■ **Task requirements**: Single out each line with the word "IBADAN" and copy it.

■ **Material provided**:
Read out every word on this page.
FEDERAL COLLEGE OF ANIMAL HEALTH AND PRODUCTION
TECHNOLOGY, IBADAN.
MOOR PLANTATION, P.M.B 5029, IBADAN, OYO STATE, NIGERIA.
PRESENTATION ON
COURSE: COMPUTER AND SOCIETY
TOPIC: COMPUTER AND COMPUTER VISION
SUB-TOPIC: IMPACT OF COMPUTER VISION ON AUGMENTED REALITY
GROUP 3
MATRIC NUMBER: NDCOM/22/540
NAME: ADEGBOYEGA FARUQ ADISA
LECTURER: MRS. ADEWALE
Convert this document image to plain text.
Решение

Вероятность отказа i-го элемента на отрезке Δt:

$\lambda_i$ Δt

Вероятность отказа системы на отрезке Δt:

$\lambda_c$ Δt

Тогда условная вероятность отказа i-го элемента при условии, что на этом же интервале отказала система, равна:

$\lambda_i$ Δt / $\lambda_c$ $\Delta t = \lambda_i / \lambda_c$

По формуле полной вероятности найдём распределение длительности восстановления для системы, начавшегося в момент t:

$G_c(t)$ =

■ **Written reply**:
TECHNOLOGY, IBADAN.
MOOR PLANTATION, P.M.B 5029, IBADAN, OYO STATE, NIGERIA.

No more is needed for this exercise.